Given problem
Identify the lines containing the word "JSON". Copy each one.

[Extracts from a graphics dataset]
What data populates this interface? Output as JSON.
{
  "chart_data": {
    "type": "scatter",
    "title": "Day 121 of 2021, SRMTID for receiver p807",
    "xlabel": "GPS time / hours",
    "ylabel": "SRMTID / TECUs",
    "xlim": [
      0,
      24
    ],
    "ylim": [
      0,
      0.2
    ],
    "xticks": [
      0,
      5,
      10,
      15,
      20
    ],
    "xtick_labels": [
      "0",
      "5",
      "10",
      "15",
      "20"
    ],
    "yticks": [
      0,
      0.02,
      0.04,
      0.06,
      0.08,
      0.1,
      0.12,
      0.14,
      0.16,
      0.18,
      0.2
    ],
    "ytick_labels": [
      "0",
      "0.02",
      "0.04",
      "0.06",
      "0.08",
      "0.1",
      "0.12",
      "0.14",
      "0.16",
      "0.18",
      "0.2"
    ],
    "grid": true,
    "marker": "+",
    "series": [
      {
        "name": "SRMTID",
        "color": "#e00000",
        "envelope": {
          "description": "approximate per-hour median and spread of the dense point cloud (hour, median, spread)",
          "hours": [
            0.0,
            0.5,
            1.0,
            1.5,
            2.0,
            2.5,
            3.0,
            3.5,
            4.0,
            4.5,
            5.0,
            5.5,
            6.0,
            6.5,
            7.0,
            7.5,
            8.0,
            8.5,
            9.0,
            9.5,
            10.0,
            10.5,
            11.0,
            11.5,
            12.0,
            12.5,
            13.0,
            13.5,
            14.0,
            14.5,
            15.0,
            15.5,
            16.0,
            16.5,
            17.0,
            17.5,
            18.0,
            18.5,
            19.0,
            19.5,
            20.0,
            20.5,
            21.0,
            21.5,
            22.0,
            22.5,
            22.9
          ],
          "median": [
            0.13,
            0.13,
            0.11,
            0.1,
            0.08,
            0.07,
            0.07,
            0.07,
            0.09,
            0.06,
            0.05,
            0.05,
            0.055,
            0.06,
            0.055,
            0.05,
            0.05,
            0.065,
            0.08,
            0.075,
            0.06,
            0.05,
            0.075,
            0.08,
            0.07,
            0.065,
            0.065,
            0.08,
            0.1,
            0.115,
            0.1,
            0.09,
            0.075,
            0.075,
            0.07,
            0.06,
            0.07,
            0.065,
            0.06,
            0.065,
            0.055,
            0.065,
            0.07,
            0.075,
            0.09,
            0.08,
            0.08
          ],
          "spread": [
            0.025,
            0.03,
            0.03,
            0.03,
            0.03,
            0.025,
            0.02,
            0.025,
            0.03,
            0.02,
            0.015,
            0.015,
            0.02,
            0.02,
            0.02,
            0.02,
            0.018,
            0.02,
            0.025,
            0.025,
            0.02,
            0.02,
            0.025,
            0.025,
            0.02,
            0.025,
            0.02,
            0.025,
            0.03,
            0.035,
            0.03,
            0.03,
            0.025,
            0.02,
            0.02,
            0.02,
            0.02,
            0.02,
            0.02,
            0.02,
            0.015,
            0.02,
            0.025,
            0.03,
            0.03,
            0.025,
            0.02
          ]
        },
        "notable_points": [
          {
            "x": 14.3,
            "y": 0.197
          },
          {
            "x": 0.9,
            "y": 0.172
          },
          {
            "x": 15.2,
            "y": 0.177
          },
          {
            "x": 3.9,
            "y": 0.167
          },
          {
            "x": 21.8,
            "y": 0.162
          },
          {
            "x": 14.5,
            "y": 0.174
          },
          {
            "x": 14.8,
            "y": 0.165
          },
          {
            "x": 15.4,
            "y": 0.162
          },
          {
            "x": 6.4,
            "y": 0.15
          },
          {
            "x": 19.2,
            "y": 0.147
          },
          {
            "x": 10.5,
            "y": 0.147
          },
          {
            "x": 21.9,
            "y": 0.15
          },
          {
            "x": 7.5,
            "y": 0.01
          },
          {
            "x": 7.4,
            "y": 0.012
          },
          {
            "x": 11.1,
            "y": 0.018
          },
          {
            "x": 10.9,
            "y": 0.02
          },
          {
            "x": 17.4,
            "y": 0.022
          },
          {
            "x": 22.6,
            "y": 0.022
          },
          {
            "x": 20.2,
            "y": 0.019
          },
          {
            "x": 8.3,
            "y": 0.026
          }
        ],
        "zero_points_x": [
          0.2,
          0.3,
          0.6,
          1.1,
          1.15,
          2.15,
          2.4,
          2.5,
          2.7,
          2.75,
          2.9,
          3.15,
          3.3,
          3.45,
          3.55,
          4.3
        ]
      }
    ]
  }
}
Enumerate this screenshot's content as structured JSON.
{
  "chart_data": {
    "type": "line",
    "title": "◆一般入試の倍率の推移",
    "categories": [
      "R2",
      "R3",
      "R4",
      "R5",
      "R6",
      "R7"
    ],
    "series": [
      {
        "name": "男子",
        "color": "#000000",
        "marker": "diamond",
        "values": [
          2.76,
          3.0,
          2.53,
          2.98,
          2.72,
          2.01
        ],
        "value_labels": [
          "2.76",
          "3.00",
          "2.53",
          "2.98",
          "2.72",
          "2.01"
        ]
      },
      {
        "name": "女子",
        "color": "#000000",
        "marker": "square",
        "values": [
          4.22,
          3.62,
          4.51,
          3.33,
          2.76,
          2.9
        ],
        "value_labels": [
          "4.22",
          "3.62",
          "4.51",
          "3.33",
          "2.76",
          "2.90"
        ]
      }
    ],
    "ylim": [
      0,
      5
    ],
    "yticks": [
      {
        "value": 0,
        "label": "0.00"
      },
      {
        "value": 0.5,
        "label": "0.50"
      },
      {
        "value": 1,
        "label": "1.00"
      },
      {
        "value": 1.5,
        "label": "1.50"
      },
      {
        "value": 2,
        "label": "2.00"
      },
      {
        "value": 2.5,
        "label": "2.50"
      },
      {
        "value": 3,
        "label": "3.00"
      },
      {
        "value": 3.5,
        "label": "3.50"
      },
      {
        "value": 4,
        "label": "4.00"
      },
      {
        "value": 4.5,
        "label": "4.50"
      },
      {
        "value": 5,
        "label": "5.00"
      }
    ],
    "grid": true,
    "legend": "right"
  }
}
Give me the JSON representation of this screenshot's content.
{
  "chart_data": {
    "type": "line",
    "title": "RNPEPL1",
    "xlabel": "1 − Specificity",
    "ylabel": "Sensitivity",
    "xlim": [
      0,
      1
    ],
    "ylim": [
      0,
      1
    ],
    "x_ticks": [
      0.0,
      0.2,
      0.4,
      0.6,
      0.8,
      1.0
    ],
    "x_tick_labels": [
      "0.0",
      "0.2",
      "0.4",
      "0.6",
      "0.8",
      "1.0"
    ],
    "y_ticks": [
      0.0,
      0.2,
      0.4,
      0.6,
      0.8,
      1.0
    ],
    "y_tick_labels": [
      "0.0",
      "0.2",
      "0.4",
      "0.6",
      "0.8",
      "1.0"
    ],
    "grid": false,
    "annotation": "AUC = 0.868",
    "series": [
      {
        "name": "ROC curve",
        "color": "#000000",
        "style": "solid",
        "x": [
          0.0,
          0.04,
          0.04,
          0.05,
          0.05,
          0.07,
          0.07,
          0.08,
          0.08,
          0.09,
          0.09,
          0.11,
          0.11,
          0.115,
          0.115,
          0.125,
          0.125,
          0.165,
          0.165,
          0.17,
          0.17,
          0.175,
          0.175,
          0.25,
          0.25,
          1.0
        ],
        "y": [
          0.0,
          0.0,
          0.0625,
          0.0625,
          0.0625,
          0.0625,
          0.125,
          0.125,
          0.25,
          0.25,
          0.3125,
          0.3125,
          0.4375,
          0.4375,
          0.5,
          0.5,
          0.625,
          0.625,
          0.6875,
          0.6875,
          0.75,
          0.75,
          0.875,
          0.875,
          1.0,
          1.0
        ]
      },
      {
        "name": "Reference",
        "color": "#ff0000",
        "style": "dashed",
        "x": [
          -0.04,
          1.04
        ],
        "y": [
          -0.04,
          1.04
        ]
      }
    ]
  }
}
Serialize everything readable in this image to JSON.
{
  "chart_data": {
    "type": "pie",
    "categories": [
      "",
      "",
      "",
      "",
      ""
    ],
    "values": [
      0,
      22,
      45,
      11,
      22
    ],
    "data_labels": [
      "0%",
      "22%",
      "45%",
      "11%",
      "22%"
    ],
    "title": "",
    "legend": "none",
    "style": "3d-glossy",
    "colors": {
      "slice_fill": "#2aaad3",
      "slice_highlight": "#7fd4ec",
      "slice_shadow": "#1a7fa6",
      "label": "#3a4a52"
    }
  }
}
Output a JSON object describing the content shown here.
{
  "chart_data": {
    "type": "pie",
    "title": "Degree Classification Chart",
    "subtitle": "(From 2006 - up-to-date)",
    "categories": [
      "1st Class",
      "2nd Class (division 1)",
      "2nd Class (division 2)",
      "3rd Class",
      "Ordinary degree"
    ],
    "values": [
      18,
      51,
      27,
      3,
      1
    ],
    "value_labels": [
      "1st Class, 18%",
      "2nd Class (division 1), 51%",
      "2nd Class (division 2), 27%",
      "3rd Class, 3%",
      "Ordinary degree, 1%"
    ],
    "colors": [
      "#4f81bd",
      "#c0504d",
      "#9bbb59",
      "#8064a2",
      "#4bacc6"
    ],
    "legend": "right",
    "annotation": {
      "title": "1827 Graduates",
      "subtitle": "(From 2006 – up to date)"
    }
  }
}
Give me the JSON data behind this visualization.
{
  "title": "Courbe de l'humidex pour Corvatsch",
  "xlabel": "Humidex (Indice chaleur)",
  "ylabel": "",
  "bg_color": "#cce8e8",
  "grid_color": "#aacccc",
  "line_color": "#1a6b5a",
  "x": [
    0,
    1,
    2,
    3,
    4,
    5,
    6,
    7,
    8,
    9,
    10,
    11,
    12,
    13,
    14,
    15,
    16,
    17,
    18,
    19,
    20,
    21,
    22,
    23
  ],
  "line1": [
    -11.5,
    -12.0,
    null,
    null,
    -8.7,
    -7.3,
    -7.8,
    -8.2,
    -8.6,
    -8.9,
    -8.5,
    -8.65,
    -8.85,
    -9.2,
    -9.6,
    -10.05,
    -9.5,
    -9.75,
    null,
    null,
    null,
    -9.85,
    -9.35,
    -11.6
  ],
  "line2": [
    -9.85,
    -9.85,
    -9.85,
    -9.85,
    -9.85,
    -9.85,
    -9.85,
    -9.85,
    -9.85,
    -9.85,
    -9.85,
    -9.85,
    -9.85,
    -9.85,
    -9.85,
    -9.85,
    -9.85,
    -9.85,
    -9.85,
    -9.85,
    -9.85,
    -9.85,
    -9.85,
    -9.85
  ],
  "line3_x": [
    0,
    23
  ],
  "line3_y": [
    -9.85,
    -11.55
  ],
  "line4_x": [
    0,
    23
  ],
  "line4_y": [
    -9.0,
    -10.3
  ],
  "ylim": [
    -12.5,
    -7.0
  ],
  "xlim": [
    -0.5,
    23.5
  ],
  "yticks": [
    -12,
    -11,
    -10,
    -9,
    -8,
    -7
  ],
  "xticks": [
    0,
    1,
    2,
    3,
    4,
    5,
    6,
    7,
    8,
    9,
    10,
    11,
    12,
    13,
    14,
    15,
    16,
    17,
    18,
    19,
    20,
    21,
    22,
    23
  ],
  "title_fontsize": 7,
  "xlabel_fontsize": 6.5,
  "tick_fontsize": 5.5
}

Written response
What data populates this interface? Output as JSON.
Enumerate this screenshot's content as structured JSON.
Give me the JSON representation of this screenshot's content.
Serialize everything readable in this image to JSON.
Output a JSON object describing the content shown here.
Give me the JSON data behind this visualization.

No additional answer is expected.